#### Exercise directions:
Gather up the lines that contain "difficile".

#### Excerpted data:

------------------------------------

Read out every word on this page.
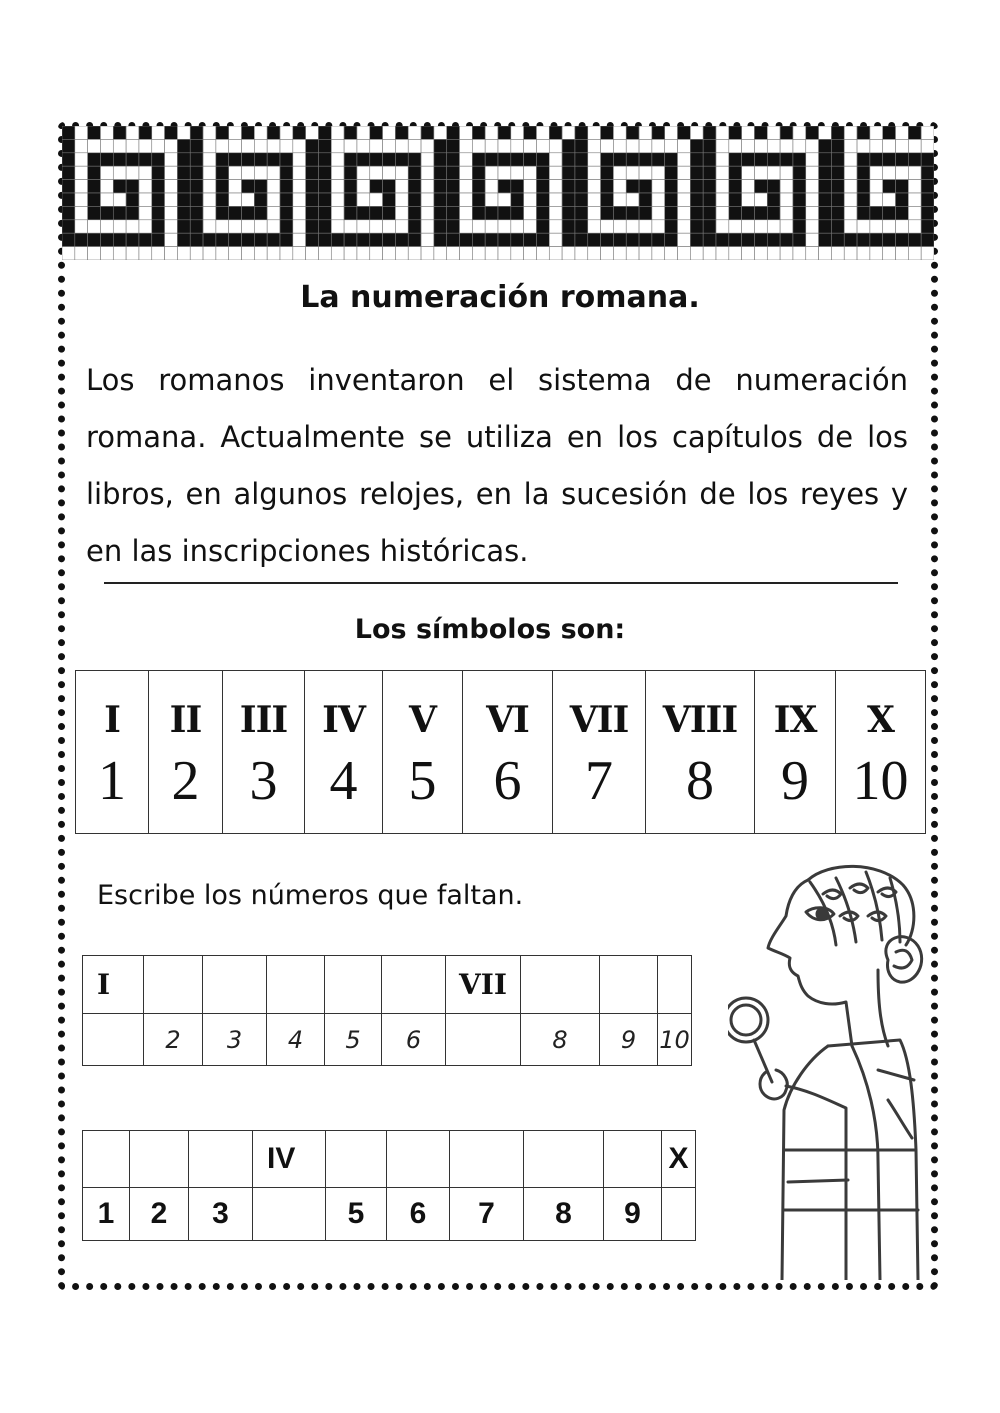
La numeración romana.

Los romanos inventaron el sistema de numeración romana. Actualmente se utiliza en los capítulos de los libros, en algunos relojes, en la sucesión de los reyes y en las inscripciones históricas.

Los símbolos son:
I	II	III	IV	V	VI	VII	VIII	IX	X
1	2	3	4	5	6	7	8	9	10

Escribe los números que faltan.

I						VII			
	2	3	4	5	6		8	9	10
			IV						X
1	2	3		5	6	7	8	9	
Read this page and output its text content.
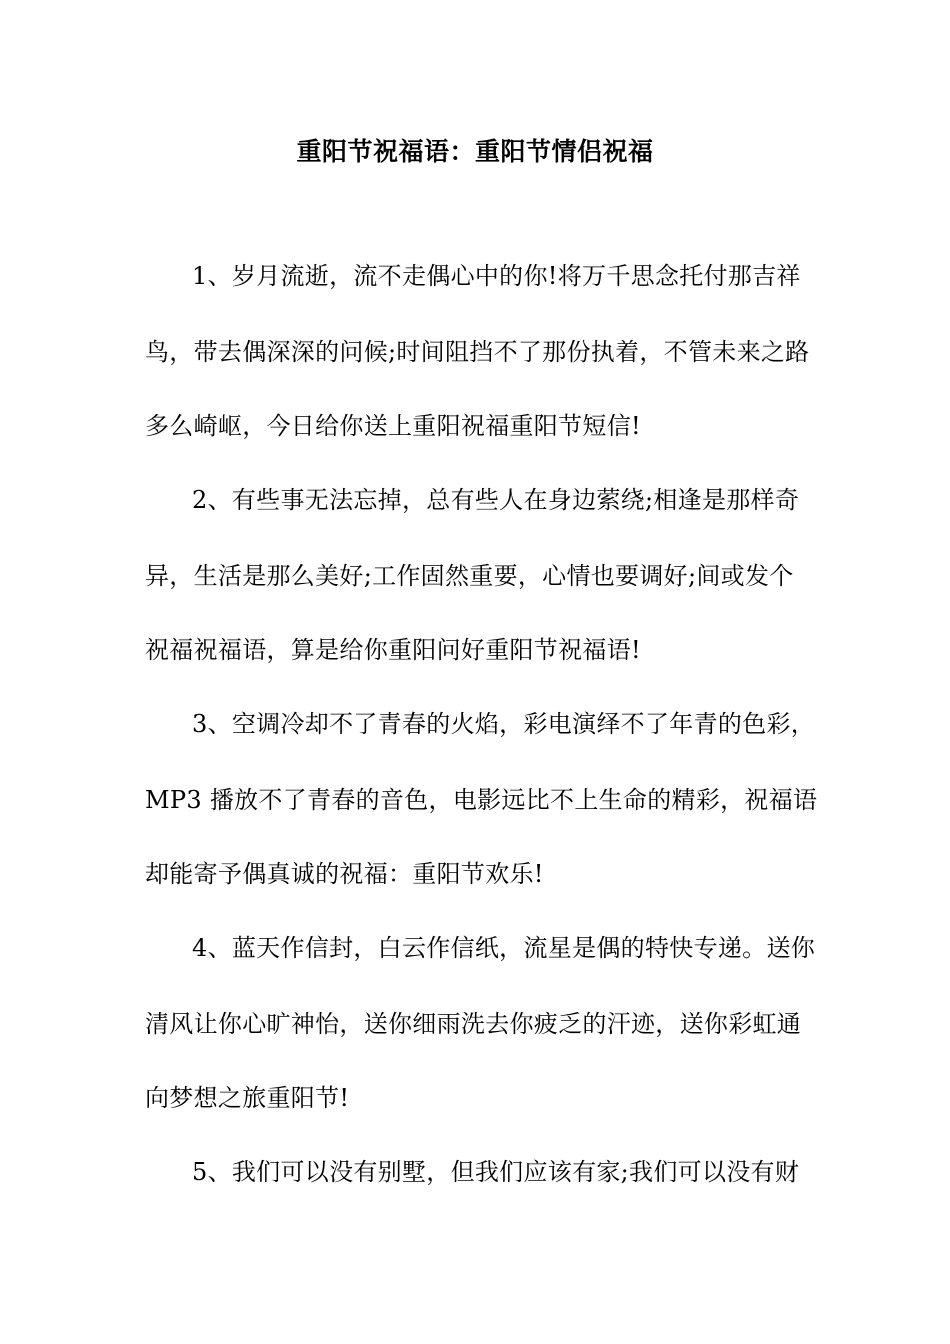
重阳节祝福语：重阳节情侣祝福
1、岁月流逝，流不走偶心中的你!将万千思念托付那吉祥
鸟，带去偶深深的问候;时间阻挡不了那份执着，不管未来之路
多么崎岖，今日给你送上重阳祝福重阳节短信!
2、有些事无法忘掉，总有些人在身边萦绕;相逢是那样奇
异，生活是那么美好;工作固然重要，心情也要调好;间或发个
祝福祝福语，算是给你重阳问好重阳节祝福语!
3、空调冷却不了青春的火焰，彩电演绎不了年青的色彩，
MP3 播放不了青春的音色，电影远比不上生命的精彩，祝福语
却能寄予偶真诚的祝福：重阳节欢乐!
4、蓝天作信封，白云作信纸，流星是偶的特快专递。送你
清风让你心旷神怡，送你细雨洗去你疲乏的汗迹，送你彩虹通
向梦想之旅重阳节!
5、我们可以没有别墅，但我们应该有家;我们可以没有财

------------------------------------

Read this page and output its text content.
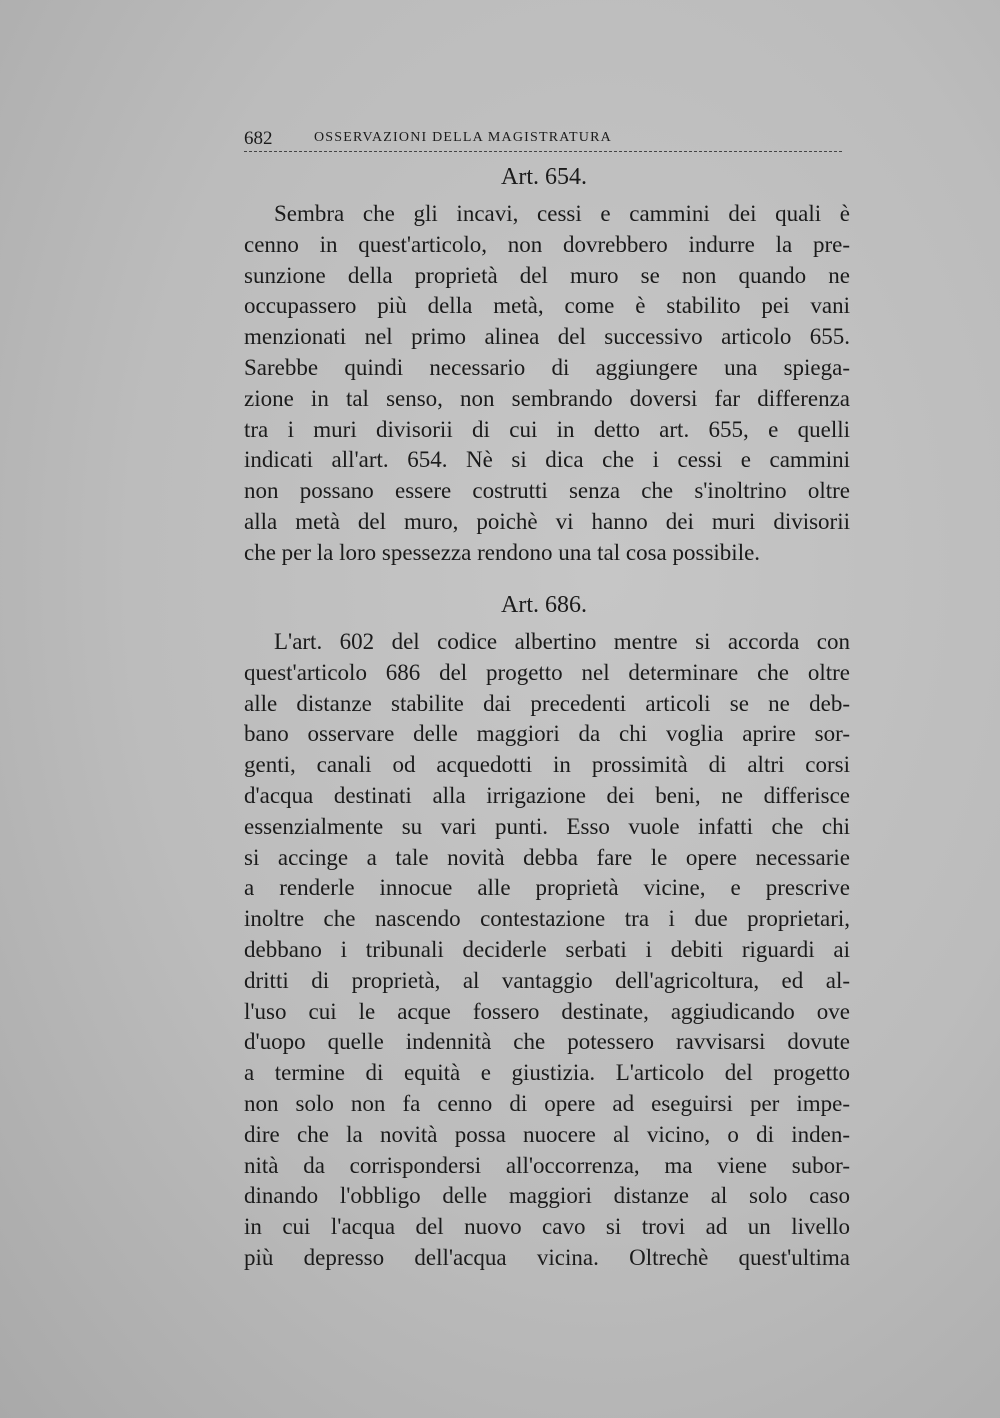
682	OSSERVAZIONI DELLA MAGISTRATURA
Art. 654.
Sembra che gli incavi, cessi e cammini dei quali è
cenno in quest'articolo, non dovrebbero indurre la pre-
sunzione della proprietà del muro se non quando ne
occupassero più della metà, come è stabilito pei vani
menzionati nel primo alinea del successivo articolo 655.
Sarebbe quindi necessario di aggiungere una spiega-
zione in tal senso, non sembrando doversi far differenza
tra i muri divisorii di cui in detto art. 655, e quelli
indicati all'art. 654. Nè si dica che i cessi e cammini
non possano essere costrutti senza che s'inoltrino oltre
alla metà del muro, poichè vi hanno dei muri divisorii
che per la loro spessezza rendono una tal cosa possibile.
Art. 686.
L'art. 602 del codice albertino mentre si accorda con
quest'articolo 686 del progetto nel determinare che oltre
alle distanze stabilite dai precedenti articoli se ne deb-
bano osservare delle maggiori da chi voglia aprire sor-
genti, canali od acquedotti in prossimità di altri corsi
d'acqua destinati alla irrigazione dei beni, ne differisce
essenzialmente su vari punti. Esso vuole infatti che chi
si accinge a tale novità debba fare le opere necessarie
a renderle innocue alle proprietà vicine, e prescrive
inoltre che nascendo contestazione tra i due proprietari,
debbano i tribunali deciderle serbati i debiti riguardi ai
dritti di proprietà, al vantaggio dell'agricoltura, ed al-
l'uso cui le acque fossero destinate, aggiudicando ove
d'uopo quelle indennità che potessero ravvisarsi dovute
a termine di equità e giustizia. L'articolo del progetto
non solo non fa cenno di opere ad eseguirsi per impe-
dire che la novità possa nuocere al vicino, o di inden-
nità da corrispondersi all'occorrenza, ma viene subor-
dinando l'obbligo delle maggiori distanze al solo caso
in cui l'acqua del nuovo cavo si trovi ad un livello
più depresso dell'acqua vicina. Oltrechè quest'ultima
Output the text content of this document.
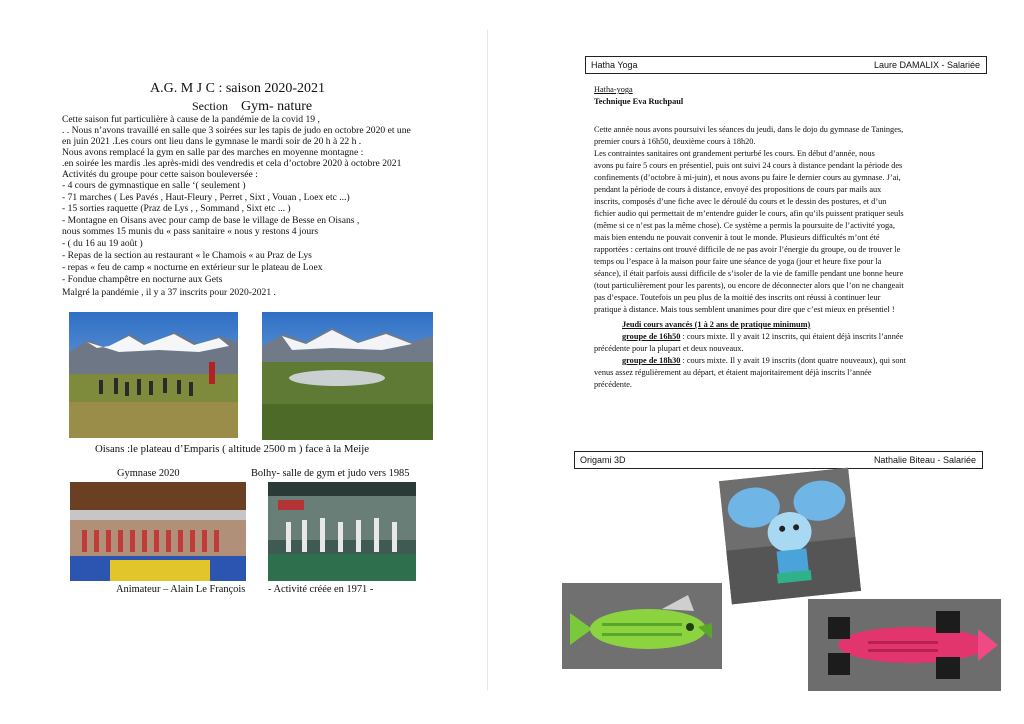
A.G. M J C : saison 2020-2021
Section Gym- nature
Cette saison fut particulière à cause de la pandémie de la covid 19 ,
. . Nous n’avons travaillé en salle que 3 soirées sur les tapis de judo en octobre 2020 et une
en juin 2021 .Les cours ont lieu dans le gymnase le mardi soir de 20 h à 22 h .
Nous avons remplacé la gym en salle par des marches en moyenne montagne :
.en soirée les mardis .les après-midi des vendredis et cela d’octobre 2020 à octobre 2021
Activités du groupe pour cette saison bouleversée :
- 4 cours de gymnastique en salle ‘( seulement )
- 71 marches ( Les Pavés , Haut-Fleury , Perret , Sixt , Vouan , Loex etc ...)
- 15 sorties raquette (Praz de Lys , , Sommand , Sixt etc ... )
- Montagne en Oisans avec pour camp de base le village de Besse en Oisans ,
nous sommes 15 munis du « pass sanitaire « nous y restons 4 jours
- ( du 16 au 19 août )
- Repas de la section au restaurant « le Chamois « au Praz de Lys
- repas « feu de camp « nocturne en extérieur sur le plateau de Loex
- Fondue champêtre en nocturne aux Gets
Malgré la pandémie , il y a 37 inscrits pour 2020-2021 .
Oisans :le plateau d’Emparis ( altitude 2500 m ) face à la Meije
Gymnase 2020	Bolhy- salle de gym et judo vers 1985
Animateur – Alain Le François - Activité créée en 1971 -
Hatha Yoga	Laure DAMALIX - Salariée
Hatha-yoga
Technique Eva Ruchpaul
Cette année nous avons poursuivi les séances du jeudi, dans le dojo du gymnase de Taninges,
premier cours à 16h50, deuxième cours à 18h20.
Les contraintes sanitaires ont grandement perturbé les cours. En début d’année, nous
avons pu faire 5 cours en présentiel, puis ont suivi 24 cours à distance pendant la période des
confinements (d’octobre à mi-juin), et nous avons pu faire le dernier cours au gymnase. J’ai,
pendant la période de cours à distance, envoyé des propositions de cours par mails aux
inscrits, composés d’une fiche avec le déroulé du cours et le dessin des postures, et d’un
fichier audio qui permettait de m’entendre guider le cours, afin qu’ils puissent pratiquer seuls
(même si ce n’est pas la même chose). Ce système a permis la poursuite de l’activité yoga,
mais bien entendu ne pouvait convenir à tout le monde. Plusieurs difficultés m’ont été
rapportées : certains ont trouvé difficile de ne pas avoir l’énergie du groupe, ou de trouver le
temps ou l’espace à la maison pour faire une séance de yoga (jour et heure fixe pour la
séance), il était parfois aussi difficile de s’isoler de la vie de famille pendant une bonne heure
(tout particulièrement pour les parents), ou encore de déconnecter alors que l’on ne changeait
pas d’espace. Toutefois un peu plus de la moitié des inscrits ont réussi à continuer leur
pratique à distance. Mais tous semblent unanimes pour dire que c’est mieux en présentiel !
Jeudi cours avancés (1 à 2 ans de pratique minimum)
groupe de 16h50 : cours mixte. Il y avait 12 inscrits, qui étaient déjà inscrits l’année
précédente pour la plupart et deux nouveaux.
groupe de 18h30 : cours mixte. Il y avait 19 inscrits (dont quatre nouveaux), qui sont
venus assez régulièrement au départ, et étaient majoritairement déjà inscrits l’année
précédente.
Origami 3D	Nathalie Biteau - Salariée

------------------------------------

#### Final result:
rapportées : certains ont trouvé difficile de ne pas avoir l’énergie du groupe, ou de trouver le
séance), il était parfois aussi difficile de s’isoler de la vie de famille pendant une bonne heure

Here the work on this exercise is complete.